_Given request_
Reproduce all lines of the listing below in which the word "name" occurs.

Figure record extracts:
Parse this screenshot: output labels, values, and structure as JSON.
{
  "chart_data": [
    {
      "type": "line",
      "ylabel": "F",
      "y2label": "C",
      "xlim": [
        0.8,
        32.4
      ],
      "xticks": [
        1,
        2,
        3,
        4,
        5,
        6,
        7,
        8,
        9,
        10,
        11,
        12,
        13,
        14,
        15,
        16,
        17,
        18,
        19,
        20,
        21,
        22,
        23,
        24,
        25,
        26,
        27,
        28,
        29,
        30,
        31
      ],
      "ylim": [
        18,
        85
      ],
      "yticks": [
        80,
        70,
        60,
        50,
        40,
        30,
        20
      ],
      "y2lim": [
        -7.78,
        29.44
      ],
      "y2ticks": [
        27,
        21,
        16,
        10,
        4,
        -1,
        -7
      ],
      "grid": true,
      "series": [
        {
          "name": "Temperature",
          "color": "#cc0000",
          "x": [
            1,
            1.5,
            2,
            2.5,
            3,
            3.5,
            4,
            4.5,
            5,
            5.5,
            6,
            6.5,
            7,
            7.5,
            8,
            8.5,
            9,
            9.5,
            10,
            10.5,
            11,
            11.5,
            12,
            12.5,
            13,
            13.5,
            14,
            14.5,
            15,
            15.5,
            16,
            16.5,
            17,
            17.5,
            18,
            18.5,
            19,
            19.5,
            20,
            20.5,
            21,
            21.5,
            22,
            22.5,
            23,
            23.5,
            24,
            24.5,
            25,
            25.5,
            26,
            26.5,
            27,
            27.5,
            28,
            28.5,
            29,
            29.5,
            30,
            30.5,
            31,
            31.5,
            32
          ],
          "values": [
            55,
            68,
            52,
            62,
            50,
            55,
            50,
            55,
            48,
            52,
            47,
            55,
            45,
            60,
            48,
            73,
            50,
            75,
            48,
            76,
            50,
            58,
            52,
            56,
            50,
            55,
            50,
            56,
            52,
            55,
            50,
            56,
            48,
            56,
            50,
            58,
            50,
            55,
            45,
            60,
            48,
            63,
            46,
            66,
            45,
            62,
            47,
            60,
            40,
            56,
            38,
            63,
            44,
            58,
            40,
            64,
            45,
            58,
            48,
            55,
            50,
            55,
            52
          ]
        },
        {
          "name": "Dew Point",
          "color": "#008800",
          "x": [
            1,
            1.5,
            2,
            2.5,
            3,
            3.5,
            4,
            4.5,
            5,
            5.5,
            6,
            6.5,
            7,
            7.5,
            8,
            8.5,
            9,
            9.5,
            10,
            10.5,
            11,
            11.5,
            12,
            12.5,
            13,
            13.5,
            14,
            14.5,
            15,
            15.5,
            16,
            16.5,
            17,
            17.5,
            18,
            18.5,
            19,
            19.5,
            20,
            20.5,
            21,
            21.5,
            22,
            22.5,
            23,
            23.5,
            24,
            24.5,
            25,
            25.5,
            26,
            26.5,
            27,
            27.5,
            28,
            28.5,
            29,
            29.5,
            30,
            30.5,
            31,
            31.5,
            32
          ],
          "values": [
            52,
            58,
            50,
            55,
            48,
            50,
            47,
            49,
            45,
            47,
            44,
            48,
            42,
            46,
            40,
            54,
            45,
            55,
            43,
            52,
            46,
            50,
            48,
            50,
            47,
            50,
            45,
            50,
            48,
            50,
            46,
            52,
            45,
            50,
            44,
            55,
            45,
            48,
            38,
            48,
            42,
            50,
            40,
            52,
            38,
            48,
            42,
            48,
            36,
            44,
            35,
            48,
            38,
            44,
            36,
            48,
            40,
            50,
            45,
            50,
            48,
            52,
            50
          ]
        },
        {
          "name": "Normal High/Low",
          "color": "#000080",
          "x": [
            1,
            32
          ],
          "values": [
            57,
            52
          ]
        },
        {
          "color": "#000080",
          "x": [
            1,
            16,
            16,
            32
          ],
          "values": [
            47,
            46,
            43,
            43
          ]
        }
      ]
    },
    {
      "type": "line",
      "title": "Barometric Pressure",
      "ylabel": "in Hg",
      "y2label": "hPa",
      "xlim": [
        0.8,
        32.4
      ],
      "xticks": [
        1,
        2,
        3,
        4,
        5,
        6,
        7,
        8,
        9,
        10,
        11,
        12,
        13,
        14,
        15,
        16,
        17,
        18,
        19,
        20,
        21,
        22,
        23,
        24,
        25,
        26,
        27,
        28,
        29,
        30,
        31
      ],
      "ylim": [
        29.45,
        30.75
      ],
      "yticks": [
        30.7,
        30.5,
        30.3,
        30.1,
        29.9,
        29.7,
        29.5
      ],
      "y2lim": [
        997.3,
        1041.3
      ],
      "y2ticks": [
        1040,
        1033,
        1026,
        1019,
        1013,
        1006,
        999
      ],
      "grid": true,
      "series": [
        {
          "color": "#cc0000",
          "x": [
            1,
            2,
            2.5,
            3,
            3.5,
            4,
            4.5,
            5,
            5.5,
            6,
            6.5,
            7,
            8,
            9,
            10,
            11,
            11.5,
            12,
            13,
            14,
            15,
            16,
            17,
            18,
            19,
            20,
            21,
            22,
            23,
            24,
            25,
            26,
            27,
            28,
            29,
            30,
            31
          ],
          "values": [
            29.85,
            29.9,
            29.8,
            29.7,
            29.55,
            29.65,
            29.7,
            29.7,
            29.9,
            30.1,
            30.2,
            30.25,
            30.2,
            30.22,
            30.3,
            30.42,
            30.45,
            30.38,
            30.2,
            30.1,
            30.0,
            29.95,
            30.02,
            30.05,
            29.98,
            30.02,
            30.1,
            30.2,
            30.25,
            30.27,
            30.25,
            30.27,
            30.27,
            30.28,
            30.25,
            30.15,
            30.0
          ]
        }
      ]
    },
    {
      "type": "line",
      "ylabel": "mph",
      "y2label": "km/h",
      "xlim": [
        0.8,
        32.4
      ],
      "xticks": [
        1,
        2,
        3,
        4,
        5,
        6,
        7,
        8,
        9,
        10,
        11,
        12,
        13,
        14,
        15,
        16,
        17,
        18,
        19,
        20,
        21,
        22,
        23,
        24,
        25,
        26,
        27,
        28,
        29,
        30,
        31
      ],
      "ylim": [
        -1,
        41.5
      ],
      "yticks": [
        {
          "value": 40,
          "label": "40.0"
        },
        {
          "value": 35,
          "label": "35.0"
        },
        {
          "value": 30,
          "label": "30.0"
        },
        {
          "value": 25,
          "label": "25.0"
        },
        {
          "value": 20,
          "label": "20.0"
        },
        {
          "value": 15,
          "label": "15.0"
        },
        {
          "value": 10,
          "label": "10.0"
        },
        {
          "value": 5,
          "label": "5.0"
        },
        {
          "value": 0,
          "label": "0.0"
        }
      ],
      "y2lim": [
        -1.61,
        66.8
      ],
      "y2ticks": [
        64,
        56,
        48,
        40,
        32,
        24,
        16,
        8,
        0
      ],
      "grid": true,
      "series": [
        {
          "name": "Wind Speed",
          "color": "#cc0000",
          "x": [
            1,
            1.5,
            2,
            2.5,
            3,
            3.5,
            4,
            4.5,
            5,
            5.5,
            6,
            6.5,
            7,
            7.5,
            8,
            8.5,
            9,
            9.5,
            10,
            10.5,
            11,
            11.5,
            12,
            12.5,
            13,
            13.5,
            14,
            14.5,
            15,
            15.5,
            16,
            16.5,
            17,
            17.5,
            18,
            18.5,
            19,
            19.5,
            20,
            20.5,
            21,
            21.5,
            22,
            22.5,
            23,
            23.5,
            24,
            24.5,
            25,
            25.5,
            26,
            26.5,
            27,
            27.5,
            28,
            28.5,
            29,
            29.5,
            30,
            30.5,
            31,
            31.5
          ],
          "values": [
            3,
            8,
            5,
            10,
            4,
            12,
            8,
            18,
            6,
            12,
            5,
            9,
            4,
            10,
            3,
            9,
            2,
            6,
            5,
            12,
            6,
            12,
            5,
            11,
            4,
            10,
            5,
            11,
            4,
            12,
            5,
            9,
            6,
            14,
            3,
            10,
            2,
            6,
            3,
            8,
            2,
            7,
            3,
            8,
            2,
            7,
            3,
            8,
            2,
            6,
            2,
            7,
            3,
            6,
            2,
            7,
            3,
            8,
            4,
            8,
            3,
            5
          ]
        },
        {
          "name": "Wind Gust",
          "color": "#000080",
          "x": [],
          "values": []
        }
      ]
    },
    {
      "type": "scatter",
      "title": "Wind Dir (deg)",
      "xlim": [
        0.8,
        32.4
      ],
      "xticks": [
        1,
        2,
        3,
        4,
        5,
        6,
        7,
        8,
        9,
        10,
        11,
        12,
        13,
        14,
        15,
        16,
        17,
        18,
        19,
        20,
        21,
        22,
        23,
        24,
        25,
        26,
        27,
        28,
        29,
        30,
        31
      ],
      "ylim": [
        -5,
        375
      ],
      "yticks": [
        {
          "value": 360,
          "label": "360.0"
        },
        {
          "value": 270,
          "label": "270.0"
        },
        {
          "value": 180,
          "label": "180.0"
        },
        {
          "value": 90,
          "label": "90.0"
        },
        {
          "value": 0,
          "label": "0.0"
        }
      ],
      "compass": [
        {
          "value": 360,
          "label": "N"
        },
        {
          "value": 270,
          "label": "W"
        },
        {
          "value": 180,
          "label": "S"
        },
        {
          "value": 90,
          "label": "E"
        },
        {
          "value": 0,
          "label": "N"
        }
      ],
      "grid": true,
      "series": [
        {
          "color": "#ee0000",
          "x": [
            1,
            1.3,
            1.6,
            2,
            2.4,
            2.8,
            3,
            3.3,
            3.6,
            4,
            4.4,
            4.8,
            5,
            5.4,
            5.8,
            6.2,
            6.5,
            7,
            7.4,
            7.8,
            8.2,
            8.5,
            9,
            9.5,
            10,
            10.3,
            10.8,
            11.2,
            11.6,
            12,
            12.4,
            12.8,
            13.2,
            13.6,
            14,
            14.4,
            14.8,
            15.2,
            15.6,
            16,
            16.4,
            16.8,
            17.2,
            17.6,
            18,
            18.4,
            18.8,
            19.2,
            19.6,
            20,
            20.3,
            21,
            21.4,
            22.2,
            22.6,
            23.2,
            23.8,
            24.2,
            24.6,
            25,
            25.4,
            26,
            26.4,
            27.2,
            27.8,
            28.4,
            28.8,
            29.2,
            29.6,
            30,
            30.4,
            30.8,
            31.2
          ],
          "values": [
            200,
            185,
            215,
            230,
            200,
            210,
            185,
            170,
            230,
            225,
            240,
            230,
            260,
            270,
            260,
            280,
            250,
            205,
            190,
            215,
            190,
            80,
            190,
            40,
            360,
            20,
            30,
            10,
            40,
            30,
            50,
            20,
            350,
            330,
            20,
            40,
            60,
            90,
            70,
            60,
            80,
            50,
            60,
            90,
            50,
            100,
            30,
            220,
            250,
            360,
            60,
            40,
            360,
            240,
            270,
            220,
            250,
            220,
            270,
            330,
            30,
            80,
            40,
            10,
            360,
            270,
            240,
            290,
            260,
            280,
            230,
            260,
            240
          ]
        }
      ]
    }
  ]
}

_Exercise result_
          "name": "Temperature",
          "name": "Dew Point",
          "name": "Normal High/Low",
          "name": "Wind Speed",
          "name": "Wind Gust",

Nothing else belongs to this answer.